Written request a
Reproduce the entries verbatim, from the line containing "post-header: Chuyên gia" to the line containing "reactions-bar: 2K 175", with both of those lines included.

Selected excerpt
Start

With regards to the register sharing (optimisation step), the optimisation algorithm is applied to each distinct cluster neither on the whole processing unit. Figure 4 presents for instance the architecture obtained after the register optimisation step corresponding to figure 3. This method of register sharing is not as efficient as a register sharing applied to the whole processing unit from the number of registers point of view, however it insures local data transfers and, in this way, the time constraints to be observed. Naturally, this synthesis flow may involve a slight increase in the number of resources. However when complex applications are concerned and with sub-micron technologies, the additional resource area is often made up for the interconnection area decrease. Furthermore, the delay control, which is the most important point with VLSI design, can thus be significantly improved. This synthesis flow is currently being tested. The next step of our work is about the control unit, in particular the model of this unit. Actually, it seems that the critical path of the overall architecture is taken back from the processing unit to the control unit. A hierarchical finite state machine, included in the processing unit, may be a solution. This work will be reported later.

End

Supplied material
Start

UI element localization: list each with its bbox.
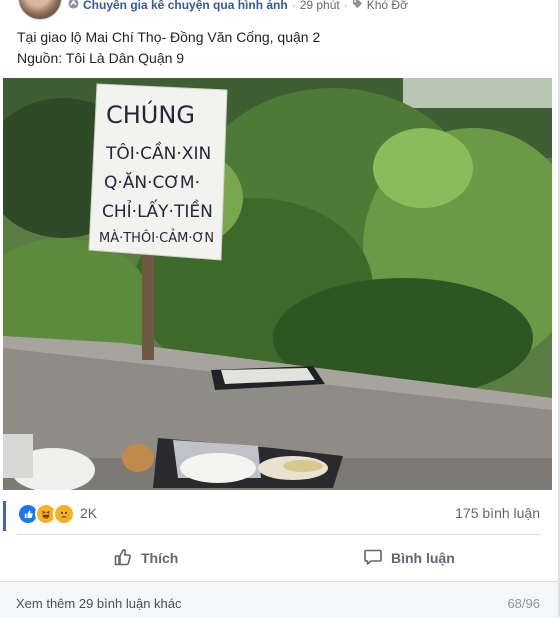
post-header: Chuyên gia kê chuyện qua hình ảnh · 29 p…	[0, 0, 558, 22]
comment-label: Bình luận	[391, 550, 455, 566]
sad-icon	[53, 503, 75, 525]
post-card: Chuyên gia kê chuyện qua hình ảnh · 29 p…	[0, 0, 560, 618]
reaction-count[interactable]: 2K	[80, 505, 97, 521]
separator: ·	[291, 0, 296, 12]
view-more-comments-link[interactable]: Xem thêm 29 bình luận khác	[16, 596, 182, 611]
thumbs-up-icon	[113, 547, 133, 570]
sign-line: MÀ·THÔI·CẢM·ƠN	[99, 229, 214, 246]
action-bar: Thích Bình luận	[0, 537, 558, 579]
group-icon	[68, 0, 79, 12]
reaction-icons[interactable]	[17, 503, 75, 525]
reactions-bar: 2K 175 bình luận	[0, 497, 558, 531]
avatar[interactable]	[18, 0, 62, 20]
comment-button[interactable]: Bình luận	[363, 537, 455, 579]
sign-line: Q·ĂN·CƠM·	[104, 171, 200, 193]
post-tag[interactable]: Khó Đỡ	[367, 0, 408, 12]
sign-line: CHỈ·LẤY·TIỀN	[102, 198, 213, 222]
post-text: Tại giao lộ Mai Chí Thọ- Đồng Văn Cống, …	[17, 27, 320, 69]
post-photo[interactable]: CHÚNG TÔI·CẦN·XIN Q·ĂN·CƠM· CHỈ·LẤY·TIỀN…	[3, 78, 552, 490]
comment-icon	[363, 547, 383, 570]
post-text-line: Tại giao lộ Mai Chí Thọ- Đồng Văn Cống, …	[17, 29, 321, 45]
post-time[interactable]: 29 phút	[300, 0, 340, 12]
separator: ·	[343, 0, 348, 12]
comment-page-count: 68/96	[507, 596, 540, 611]
accent-bar	[3, 501, 6, 531]
comments-footer: Xem thêm 29 bình luận khác 68/96	[0, 581, 558, 618]
tag-icon	[352, 0, 363, 12]
comment-count[interactable]: 175 bình luận	[455, 505, 540, 521]
like-label: Thích	[141, 550, 179, 566]
post-text-line: Nguồn: Tôi Là Dân Quận 9	[17, 50, 185, 66]
group-name-link[interactable]: Chuyên gia kê chuyện qua hình ảnh	[83, 0, 288, 12]
post-meta: Chuyên gia kê chuyện qua hình ảnh · 29 p…	[68, 0, 408, 12]
like-button[interactable]: Thích	[113, 537, 178, 579]
sign-line: TÔI·CẦN·XIN	[105, 140, 211, 164]
divider	[17, 534, 541, 535]
sign-line: CHÚNG	[106, 99, 195, 129]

End

Written request b
In the passage on register sharing, which words open a sentence and are followed directly by a comma? List every one.

Exercise output a
post-header: Chuyên gia kê chuyện qua hình ảnh · 29 p…	[0, 0, 558, 22]
comment-label: Bình luận	[391, 550, 455, 566]
sad-icon	[53, 503, 75, 525]
post-card: Chuyên gia kê chuyện qua hình ảnh · 29 p…	[0, 0, 560, 618]
reaction-count[interactable]: 2K	[80, 505, 97, 521]
separator: ·	[291, 0, 296, 12]
view-more-comments-link[interactable]: Xem thêm 29 bình luận khác	[16, 596, 182, 611]
thumbs-up-icon	[113, 547, 133, 570]
sign-line: MÀ·THÔI·CẢM·ƠN	[99, 229, 214, 246]
action-bar: Thích Bình luận	[0, 537, 558, 579]
group-icon	[68, 0, 79, 12]
reaction-icons[interactable]	[17, 503, 75, 525]
reactions-bar: 2K 175 bình luận	[0, 497, 558, 531]

Exercise output b
Naturally
Furthermore
Actually